● Written exercise:
Find the word "Choose" in the listing; pull out each line holding it.

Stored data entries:

§

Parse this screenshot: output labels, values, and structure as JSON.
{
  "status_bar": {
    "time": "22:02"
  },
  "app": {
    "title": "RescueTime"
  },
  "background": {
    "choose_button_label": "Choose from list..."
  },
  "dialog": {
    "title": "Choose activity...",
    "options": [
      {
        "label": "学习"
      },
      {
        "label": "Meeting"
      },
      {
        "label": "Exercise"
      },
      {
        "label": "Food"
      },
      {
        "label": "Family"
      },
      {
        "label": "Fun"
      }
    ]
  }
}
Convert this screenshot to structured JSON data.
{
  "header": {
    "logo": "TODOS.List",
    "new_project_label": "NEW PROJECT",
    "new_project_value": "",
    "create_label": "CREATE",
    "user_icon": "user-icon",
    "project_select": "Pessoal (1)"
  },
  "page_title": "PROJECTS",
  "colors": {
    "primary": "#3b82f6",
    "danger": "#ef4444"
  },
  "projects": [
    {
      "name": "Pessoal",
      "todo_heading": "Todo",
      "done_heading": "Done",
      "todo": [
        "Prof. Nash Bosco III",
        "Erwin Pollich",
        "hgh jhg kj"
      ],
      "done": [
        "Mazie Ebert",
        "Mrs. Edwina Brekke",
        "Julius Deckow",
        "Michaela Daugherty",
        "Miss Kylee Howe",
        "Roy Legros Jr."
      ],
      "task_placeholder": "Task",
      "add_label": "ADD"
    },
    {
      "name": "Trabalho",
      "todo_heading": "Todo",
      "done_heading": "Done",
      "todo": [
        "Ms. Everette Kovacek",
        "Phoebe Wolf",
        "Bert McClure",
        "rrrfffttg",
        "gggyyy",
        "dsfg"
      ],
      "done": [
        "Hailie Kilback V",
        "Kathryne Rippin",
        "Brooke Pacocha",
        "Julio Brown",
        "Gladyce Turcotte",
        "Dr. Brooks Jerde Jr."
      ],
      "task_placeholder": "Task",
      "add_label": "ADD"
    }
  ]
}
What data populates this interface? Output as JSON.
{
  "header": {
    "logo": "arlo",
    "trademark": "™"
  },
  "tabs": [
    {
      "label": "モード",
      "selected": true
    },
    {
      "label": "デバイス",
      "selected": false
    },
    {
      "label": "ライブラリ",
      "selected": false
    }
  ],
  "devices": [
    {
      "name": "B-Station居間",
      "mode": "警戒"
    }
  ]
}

§

● Answer to the problem:
    "choose_button_label": "Choose from list..."
    "title": "Choose activity...",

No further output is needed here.